> [WHAT THE TASK REQUIRES] Collect every line that includes the string "Magnetization".

> [PROVIDED RECORDS]

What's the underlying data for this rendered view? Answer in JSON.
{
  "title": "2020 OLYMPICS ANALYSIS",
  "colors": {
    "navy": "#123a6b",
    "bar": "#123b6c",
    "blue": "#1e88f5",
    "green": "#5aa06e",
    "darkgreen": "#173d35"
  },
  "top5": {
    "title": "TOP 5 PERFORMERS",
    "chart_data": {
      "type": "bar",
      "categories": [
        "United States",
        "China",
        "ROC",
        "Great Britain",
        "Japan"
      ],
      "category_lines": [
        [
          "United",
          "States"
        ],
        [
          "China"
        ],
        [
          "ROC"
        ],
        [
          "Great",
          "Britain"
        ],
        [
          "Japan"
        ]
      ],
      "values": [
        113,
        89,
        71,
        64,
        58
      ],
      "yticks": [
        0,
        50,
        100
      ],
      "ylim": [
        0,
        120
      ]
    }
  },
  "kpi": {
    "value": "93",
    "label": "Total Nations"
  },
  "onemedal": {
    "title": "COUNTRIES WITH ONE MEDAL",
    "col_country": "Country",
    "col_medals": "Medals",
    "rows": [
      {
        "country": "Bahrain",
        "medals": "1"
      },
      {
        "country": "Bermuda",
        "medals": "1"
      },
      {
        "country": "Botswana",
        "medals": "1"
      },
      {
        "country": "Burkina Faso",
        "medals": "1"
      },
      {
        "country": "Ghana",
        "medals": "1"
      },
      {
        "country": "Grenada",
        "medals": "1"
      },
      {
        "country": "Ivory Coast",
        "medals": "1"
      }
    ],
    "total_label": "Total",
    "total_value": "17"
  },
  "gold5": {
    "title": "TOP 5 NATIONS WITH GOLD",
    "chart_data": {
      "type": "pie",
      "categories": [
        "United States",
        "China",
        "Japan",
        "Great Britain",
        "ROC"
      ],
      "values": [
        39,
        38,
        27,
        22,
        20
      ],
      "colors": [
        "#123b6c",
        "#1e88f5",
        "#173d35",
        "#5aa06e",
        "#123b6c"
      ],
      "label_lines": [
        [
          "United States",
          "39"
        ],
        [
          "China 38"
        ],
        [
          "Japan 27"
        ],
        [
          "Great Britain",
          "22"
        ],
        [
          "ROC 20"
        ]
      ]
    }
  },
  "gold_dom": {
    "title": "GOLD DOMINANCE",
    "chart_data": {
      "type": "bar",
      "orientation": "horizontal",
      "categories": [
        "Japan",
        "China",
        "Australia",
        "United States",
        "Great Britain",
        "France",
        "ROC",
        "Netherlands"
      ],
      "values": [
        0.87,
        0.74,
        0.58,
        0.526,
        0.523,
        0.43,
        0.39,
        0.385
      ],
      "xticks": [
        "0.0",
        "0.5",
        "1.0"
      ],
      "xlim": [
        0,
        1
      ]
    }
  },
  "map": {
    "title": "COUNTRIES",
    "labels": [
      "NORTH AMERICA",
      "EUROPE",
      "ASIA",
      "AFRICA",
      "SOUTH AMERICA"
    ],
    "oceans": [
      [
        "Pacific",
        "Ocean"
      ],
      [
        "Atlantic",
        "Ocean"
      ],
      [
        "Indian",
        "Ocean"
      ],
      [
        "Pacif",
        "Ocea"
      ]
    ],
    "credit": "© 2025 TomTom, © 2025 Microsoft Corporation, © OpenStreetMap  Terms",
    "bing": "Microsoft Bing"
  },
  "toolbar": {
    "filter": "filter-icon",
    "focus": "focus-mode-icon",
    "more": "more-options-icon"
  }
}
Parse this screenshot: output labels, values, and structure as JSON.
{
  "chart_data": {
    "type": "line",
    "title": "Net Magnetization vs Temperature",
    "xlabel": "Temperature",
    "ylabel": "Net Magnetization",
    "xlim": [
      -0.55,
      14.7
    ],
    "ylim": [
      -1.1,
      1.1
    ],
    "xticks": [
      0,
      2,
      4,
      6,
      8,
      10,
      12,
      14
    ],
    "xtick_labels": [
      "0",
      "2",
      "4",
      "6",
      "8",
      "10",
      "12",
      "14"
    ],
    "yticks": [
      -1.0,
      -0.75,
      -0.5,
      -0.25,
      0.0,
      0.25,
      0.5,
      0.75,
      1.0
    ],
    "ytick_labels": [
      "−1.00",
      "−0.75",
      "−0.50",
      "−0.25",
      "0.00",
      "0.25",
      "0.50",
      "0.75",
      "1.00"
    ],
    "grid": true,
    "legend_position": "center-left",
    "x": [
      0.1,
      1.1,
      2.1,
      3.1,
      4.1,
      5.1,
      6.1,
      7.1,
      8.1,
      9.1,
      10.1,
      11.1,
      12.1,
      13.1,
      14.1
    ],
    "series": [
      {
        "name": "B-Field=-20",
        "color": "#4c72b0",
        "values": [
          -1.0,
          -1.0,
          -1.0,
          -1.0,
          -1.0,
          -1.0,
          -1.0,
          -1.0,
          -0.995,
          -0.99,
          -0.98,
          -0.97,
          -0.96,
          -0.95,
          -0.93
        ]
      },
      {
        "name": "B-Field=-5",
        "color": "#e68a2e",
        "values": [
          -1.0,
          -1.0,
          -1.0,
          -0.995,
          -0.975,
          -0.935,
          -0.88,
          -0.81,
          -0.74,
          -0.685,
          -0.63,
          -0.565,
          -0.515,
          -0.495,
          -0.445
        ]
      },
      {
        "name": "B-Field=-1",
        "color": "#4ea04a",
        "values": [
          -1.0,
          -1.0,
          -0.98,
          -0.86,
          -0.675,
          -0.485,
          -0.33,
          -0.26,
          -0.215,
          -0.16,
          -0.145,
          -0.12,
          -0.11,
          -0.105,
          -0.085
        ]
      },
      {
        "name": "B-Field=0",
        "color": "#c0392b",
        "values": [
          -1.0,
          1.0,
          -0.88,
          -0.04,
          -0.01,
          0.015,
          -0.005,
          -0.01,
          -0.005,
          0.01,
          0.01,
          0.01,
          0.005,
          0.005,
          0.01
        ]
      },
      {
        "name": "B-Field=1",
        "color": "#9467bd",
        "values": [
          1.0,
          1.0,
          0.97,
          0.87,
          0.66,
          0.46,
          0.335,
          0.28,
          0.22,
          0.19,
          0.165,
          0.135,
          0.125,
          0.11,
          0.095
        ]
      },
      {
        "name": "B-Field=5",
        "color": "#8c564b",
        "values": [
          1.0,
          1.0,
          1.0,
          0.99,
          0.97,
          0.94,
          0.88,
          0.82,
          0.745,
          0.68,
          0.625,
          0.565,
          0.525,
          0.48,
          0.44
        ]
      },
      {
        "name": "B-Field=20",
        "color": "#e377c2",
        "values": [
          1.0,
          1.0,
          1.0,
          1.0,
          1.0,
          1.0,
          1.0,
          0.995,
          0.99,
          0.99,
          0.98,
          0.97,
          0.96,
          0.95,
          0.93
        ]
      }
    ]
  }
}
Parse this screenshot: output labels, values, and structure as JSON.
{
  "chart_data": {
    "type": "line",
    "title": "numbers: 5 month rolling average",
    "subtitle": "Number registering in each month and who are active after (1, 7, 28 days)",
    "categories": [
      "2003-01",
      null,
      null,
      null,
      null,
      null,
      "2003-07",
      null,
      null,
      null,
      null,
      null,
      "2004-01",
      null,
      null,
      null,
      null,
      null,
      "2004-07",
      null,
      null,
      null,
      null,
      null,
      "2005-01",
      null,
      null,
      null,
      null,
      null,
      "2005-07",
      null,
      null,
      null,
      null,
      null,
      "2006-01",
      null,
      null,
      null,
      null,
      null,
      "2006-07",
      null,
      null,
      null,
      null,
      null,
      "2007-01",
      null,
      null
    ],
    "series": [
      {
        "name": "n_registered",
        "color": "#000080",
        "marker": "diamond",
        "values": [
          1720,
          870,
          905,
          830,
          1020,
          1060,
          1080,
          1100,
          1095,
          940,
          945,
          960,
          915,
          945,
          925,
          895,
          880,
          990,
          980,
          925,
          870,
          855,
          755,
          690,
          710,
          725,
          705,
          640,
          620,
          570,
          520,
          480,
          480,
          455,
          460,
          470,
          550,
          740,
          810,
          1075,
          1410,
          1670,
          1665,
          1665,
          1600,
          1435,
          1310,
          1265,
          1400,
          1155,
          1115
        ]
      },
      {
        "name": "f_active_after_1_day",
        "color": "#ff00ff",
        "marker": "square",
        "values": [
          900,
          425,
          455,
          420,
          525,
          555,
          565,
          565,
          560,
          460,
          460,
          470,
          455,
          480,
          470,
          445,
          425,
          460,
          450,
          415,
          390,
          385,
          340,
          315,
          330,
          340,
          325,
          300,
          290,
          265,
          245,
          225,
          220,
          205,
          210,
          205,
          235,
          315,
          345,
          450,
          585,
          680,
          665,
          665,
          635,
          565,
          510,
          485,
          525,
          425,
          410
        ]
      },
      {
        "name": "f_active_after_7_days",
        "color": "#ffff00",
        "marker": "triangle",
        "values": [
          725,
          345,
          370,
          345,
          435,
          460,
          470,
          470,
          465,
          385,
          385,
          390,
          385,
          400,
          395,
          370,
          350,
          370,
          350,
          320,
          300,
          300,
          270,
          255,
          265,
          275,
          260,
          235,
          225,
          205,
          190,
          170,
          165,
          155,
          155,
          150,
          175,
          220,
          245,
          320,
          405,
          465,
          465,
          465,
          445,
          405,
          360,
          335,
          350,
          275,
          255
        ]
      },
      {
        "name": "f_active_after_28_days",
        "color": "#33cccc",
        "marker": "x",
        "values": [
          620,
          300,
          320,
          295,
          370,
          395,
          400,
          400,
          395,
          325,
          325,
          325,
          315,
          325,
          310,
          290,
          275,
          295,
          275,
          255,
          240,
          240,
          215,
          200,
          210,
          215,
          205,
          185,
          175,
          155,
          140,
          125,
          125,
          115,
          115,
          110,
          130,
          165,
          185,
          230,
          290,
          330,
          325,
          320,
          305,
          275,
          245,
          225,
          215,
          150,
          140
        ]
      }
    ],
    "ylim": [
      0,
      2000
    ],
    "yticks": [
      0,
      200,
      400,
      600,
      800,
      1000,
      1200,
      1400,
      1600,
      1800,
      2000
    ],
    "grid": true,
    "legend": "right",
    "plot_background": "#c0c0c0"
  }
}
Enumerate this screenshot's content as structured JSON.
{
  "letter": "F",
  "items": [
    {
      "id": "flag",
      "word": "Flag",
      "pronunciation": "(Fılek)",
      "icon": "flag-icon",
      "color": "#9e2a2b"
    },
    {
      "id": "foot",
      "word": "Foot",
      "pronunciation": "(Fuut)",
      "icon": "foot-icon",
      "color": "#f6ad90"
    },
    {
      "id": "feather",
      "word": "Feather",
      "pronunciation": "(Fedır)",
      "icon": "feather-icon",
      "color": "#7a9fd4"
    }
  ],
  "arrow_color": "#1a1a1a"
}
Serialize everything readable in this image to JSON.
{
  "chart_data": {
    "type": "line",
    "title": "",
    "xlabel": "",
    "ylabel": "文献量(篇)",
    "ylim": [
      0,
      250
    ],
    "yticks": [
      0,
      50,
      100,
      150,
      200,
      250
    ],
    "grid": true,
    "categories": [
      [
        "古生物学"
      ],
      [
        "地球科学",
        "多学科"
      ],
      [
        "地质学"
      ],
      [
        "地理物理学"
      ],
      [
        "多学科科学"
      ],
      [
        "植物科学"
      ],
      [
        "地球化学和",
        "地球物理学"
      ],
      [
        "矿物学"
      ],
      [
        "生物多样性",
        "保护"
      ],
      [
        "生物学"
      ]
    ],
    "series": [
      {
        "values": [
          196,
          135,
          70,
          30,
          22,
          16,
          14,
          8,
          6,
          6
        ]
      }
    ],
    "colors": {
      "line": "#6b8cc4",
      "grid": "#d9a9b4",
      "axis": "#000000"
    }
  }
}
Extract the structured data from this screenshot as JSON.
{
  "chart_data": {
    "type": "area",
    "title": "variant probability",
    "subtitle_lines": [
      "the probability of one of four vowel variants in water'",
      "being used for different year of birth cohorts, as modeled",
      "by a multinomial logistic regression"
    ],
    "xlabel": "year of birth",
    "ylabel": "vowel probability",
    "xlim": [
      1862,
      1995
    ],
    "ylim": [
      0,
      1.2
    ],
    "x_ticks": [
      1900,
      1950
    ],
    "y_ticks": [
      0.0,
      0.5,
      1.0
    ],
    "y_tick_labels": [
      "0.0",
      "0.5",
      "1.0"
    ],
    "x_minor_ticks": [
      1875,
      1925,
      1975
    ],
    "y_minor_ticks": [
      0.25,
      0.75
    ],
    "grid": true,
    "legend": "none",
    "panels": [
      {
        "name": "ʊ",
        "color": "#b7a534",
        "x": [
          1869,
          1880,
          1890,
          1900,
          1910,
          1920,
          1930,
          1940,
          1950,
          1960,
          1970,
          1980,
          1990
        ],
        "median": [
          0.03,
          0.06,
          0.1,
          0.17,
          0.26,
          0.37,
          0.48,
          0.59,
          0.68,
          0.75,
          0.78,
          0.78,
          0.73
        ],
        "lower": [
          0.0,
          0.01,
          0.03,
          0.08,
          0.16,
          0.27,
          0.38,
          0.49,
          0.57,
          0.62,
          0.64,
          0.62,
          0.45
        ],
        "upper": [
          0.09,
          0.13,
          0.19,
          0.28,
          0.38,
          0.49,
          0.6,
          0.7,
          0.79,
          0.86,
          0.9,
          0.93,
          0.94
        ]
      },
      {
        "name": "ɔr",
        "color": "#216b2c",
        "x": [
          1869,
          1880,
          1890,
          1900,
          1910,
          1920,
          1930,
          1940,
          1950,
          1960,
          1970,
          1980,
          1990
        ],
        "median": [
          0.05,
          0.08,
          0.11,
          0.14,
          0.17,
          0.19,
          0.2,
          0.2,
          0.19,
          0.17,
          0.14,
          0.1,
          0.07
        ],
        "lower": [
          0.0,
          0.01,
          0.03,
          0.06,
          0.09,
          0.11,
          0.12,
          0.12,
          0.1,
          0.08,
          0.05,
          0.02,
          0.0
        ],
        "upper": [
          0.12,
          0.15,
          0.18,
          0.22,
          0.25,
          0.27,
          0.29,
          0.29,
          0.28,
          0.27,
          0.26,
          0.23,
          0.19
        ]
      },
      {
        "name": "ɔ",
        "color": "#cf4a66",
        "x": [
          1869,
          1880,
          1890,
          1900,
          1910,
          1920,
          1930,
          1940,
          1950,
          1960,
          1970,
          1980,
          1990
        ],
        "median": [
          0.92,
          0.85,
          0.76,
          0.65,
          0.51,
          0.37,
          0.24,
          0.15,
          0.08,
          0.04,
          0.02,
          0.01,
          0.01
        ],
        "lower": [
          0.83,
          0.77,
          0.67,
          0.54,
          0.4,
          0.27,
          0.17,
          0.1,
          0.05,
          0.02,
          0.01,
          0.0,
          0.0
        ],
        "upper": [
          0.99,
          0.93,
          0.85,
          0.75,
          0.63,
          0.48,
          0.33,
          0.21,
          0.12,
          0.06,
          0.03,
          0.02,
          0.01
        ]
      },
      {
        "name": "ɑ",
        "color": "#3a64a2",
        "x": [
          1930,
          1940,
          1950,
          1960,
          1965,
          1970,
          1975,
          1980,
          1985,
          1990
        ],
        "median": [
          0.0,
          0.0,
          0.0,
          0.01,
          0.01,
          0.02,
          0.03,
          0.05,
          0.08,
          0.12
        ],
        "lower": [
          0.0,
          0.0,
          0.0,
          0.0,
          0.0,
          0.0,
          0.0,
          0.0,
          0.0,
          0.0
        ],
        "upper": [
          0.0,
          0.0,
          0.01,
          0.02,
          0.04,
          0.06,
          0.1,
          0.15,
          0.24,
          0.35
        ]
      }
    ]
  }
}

> [TASK RESULT]
    "title": "Net Magnetization vs Temperature",
    "ylabel": "Net Magnetization",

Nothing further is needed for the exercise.